+++ LISTED ENTRIES +++
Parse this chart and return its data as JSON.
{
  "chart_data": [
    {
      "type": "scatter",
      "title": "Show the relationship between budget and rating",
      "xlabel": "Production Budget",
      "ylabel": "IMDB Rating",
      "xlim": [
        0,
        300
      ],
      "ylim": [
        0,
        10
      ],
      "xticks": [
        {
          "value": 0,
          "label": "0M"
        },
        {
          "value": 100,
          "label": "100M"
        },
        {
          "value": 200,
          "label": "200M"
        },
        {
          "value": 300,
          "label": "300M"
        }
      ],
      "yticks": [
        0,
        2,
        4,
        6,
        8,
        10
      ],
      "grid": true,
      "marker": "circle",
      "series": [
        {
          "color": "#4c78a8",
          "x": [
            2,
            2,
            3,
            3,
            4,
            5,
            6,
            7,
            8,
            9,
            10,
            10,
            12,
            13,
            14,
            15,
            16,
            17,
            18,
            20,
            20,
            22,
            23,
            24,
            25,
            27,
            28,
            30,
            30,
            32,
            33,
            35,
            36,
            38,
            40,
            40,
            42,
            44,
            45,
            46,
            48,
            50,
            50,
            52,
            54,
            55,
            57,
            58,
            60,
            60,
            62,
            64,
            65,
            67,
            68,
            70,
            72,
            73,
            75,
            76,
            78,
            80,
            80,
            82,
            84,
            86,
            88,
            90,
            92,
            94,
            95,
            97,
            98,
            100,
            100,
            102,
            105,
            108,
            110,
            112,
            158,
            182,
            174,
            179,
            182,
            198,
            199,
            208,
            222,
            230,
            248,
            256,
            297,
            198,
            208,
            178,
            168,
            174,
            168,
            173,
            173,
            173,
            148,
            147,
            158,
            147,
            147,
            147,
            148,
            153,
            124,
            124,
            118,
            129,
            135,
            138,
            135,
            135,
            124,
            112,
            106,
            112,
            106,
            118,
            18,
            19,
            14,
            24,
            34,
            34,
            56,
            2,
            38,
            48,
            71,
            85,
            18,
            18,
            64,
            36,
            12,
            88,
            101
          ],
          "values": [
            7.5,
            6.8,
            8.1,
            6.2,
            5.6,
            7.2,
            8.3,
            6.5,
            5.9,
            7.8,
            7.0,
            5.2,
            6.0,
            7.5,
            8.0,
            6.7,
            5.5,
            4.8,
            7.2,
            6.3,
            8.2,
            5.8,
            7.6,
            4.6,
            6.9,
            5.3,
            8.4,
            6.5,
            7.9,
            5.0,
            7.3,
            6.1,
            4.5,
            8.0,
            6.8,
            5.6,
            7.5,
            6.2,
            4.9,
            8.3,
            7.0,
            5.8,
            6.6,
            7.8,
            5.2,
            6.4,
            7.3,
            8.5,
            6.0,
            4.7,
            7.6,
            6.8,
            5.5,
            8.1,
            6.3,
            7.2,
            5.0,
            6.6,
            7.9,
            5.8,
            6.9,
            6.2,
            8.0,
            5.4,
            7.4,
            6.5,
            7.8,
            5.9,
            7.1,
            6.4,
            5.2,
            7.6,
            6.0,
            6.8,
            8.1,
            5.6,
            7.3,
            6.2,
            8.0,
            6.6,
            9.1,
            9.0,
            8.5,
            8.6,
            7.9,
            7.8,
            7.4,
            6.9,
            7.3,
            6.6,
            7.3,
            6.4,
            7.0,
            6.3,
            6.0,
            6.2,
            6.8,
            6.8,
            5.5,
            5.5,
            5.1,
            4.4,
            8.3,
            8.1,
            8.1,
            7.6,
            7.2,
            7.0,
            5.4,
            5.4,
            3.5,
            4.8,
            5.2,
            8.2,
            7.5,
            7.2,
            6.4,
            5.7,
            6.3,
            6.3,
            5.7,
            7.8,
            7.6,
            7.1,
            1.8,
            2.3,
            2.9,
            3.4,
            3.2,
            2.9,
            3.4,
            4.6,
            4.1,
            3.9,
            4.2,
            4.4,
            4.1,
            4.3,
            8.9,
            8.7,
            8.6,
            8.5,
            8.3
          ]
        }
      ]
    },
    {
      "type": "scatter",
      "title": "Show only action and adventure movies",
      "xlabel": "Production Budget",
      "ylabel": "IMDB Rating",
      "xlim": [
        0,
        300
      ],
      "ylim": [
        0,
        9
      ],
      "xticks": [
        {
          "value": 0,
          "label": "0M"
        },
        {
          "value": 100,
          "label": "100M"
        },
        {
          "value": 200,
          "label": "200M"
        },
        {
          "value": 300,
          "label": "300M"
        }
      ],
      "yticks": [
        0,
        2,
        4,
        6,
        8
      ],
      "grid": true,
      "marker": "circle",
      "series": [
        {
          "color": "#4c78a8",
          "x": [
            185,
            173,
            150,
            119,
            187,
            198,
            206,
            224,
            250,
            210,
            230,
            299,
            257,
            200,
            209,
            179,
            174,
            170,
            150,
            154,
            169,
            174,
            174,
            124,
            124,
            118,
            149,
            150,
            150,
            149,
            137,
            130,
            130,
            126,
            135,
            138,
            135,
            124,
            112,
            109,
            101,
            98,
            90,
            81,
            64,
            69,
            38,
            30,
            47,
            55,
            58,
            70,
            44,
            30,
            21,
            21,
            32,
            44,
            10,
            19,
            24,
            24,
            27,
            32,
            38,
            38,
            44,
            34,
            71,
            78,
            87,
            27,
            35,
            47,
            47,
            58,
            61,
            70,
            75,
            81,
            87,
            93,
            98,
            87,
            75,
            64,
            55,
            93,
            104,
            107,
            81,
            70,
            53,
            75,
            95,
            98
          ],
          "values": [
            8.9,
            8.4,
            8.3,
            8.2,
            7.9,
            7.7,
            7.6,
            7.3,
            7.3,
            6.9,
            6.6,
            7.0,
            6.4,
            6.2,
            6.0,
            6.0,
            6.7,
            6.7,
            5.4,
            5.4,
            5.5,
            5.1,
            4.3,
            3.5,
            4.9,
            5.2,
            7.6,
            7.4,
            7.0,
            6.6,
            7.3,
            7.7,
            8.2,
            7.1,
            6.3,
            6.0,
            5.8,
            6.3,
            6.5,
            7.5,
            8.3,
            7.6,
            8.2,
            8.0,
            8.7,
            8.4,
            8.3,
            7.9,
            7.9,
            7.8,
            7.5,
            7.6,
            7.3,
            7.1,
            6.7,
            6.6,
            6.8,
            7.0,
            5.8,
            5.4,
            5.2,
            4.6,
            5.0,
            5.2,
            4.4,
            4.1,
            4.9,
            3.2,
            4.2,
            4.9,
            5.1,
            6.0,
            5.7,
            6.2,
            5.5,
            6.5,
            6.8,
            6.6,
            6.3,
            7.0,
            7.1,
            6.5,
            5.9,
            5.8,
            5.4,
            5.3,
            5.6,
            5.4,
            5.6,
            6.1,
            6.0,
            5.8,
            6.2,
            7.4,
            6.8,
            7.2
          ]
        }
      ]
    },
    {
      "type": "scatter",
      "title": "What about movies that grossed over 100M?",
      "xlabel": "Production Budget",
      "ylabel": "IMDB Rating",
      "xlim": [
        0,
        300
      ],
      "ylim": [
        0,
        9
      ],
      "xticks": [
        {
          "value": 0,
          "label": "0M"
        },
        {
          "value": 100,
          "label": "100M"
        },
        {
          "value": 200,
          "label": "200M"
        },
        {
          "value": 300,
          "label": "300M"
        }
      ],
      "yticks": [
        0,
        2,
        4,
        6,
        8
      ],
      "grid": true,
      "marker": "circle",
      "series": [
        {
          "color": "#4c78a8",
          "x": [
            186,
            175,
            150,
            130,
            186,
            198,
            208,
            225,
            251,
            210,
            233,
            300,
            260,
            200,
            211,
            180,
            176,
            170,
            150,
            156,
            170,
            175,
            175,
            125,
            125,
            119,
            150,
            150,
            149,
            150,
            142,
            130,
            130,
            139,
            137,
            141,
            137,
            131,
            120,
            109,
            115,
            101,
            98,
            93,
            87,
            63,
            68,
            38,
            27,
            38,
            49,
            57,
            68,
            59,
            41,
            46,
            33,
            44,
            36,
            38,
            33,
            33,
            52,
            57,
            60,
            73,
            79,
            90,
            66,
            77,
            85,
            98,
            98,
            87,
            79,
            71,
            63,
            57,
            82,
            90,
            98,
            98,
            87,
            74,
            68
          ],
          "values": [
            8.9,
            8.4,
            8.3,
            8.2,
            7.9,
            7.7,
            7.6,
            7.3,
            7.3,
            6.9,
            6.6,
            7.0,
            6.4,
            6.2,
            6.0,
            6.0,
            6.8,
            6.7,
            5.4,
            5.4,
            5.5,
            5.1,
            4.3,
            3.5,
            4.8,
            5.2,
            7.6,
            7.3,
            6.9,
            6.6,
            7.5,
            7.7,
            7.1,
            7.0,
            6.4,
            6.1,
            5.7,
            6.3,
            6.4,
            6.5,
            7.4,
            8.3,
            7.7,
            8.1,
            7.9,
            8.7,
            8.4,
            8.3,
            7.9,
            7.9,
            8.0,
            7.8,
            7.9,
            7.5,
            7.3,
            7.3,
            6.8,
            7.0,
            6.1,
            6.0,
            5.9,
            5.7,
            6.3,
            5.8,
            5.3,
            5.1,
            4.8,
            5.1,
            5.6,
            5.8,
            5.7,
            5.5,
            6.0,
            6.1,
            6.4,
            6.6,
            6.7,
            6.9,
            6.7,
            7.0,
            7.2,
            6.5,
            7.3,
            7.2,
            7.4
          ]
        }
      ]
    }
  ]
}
+++
TASK DIRECTIONS — Each line containing the word "movies" counts once; say how many such lines there are, giving only the number.

RESPONSE — 2